— START OF Records for processing —
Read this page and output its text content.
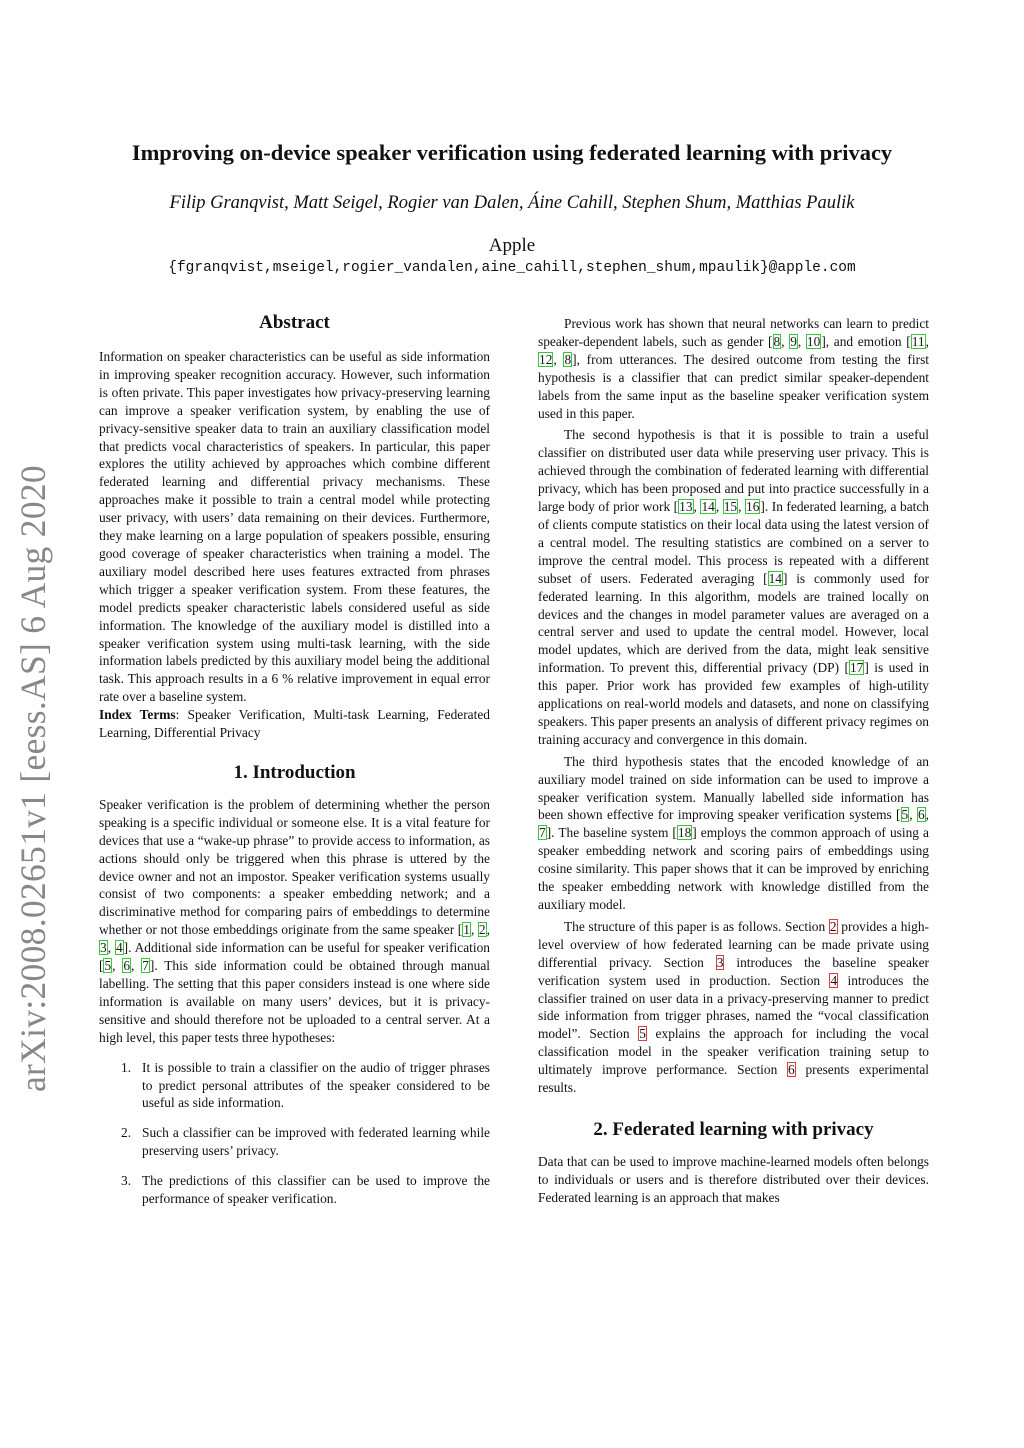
arXiv:2008.02651v1 [eess.AS] 6 Aug 2020
Improving on-device speaker verification using federated learning with privacy
Filip Granqvist, Matt Seigel, Rogier van Dalen, Áine Cahill, Stephen Shum, Matthias Paulik
Apple
{fgranqvist,mseigel,rogier_vandalen,aine_cahill,stephen_shum,mpaulik}@apple.com
Abstract

Information on speaker characteristics can be useful as side information in improving speaker recognition accuracy. However, such information is often private. This paper investigates how privacy-preserving learning can improve a speaker verification system, by enabling the use of privacy-sensitive speaker data to train an auxiliary classification model that predicts vocal characteristics of speakers. In particular, this paper explores the utility achieved by approaches which combine different federated learning and differential privacy mechanisms. These approaches make it possible to train a central model while protecting user privacy, with users’ data remaining on their devices. Furthermore, they make learning on a large population of speakers possible, ensuring good coverage of speaker characteristics when training a model. The auxiliary model described here uses features extracted from phrases which trigger a speaker verification system. From these features, the model predicts speaker characteristic labels considered useful as side information. The knowledge of the auxiliary model is distilled into a speaker verification system using multi-task learning, with the side information labels predicted by this auxiliary model being the additional task. This approach results in a 6 % relative improvement in equal error rate over a baseline system.

Index Terms: Speaker Verification, Multi-task Learning, Federated Learning, Differential Privacy

1. Introduction

Speaker verification is the problem of determining whether the person speaking is a specific individual or someone else. It is a vital feature for devices that use a “wake-up phrase” to provide access to information, as actions should only be triggered when this phrase is uttered by the device owner and not an impostor. Speaker verification systems usually consist of two components: a speaker embedding network; and a discriminative method for comparing pairs of embeddings to determine whether or not those embeddings originate from the same speaker [1, 2, 3, 4]. Additional side information can be useful for speaker verification [5, 6, 7]. This side information could be obtained through manual labelling. The setting that this paper considers instead is one where side information is available on many users’ devices, but it is privacy-sensitive and should therefore not be uploaded to a central server. At a high level, this paper tests three hypotheses:

1. It is possible to train a classifier on the audio of trigger phrases to predict personal attributes of the speaker considered to be useful as side information.
2. Such a classifier can be improved with federated learning while preserving users’ privacy.
3. The predictions of this classifier can be used to improve the performance of speaker verification.

Previous work has shown that neural networks can learn to predict speaker-dependent labels, such as gender [8, 9, 10], and emotion [11, 12, 8], from utterances. The desired outcome from testing the first hypothesis is a classifier that can predict similar speaker-dependent labels from the same input as the baseline speaker verification system used in this paper.

The second hypothesis is that it is possible to train a useful classifier on distributed user data while preserving user privacy. This is achieved through the combination of federated learning with differential privacy, which has been proposed and put into practice successfully in a large body of prior work [13, 14, 15, 16]. In federated learning, a batch of clients compute statistics on their local data using the latest version of a central model. The resulting statistics are combined on a server to improve the central model. This process is repeated with a different subset of users. Federated averaging [14] is commonly used for federated learning. In this algorithm, models are trained locally on devices and the changes in model parameter values are averaged on a central server and used to update the central model. However, local model updates, which are derived from the data, might leak sensitive information. To prevent this, differential privacy (DP) [17] is used in this paper. Prior work has provided few examples of high-utility applications on real-world models and datasets, and none on classifying speakers. This paper presents an analysis of different privacy regimes on training accuracy and convergence in this domain.

The third hypothesis states that the encoded knowledge of an auxiliary model trained on side information can be used to improve a speaker verification system. Manually labelled side information has been shown effective for improving speaker verification systems [5, 6, 7]. The baseline system [18] employs the common approach of using a speaker embedding network and scoring pairs of embeddings using cosine similarity. This paper shows that it can be improved by enriching the speaker embedding network with knowledge distilled from the auxiliary model.

The structure of this paper is as follows. Section 2 provides a high-level overview of how federated learning can be made private using differential privacy. Section 3 introduces the baseline speaker verification system used in production. Section 4 introduces the classifier trained on user data in a privacy-preserving manner to predict side information from trigger phrases, named the “vocal classification model”. Section 5 explains the approach for including the vocal classification model in the speaker verification training setup to ultimately improve performance. Section 6 presents experimental results.

2. Federated learning with privacy

Data that can be used to improve machine-learned models often belongs to individuals or users and is therefore distributed over their devices. Federated learning is an approach that makes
— END OF Records for processing —
▶ [Exercise]
Restate each entry word for word, please, but drop any images it holds.

▶ [Solution for this problem]
Read this page and output its text content.
arXiv:2008.02651v1 [eess.AS] 6 Aug 2020
Improving on-device speaker verification using federated learning with privacy
Filip Granqvist, Matt Seigel, Rogier van Dalen, Áine Cahill, Stephen Shum, Matthias Paulik
Apple
{fgranqvist,mseigel,rogier_vandalen,aine_cahill,stephen_shum,mpaulik}@apple.com
Abstract

Information on speaker characteristics can be useful as side information in improving speaker recognition accuracy. However, such information is often private. This paper investigates how privacy-preserving learning can improve a speaker verification system, by enabling the use of privacy-sensitive speaker data to train an auxiliary classification model that predicts vocal characteristics of speakers. In particular, this paper explores the utility achieved by approaches which combine different federated learning and differential privacy mechanisms. These approaches make it possible to train a central model while protecting user privacy, with users’ data remaining on their devices. Furthermore, they make learning on a large population of speakers possible, ensuring good coverage of speaker characteristics when training a model. The auxiliary model described here uses features extracted from phrases which trigger a speaker verification system. From these features, the model predicts speaker characteristic labels considered useful as side information. The knowledge of the auxiliary model is distilled into a speaker verification system using multi-task learning, with the side information labels predicted by this auxiliary model being the additional task. This approach results in a 6 % relative improvement in equal error rate over a baseline system.

Index Terms: Speaker Verification, Multi-task Learning, Federated Learning, Differential Privacy

1. Introduction

Speaker verification is the problem of determining whether the person speaking is a specific individual or someone else. It is a vital feature for devices that use a “wake-up phrase” to provide access to information, as actions should only be triggered when this phrase is uttered by the device owner and not an impostor. Speaker verification systems usually consist of two components: a speaker embedding network; and a discriminative method for comparing pairs of embeddings to determine whether or not those embeddings originate from the same speaker [1, 2, 3, 4]. Additional side information can be useful for speaker verification [5, 6, 7]. This side information could be obtained through manual labelling. The setting that this paper considers instead is one where side information is available on many users’ devices, but it is privacy-sensitive and should therefore not be uploaded to a central server. At a high level, this paper tests three hypotheses:

1. It is possible to train a classifier on the audio of trigger phrases to predict personal attributes of the speaker considered to be useful as side information.
2. Such a classifier can be improved with federated learning while preserving users’ privacy.
3. The predictions of this classifier can be used to improve the performance of speaker verification.

Previous work has shown that neural networks can learn to predict speaker-dependent labels, such as gender [8, 9, 10], and emotion [11, 12, 8], from utterances. The desired outcome from testing the first hypothesis is a classifier that can predict similar speaker-dependent labels from the same input as the baseline speaker verification system used in this paper.

The second hypothesis is that it is possible to train a useful classifier on distributed user data while preserving user privacy. This is achieved through the combination of federated learning with differential privacy, which has been proposed and put into practice successfully in a large body of prior work [13, 14, 15, 16]. In federated learning, a batch of clients compute statistics on their local data using the latest version of a central model. The resulting statistics are combined on a server to improve the central model. This process is repeated with a different subset of users. Federated averaging [14] is commonly used for federated learning. In this algorithm, models are trained locally on devices and the changes in model parameter values are averaged on a central server and used to update the central model. However, local model updates, which are derived from the data, might leak sensitive information. To prevent this, differential privacy (DP) [17] is used in this paper. Prior work has provided few examples of high-utility applications on real-world models and datasets, and none on classifying speakers. This paper presents an analysis of different privacy regimes on training accuracy and convergence in this domain.

The third hypothesis states that the encoded knowledge of an auxiliary model trained on side information can be used to improve a speaker verification system. Manually labelled side information has been shown effective for improving speaker verification systems [5, 6, 7]. The baseline system [18] employs the common approach of using a speaker embedding network and scoring pairs of embeddings using cosine similarity. This paper shows that it can be improved by enriching the speaker embedding network with knowledge distilled from the auxiliary model.

The structure of this paper is as follows. Section 2 provides a high-level overview of how federated learning can be made private using differential privacy. Section 3 introduces the baseline speaker verification system used in production. Section 4 introduces the classifier trained on user data in a privacy-preserving manner to predict side information from trigger phrases, named the “vocal classification model”. Section 5 explains the approach for including the vocal classification model in the speaker verification training setup to ultimately improve performance. Section 6 presents experimental results.

2. Federated learning with privacy

Data that can be used to improve machine-learned models often belongs to individuals or users and is therefore distributed over their devices. Federated learning is an approach that makes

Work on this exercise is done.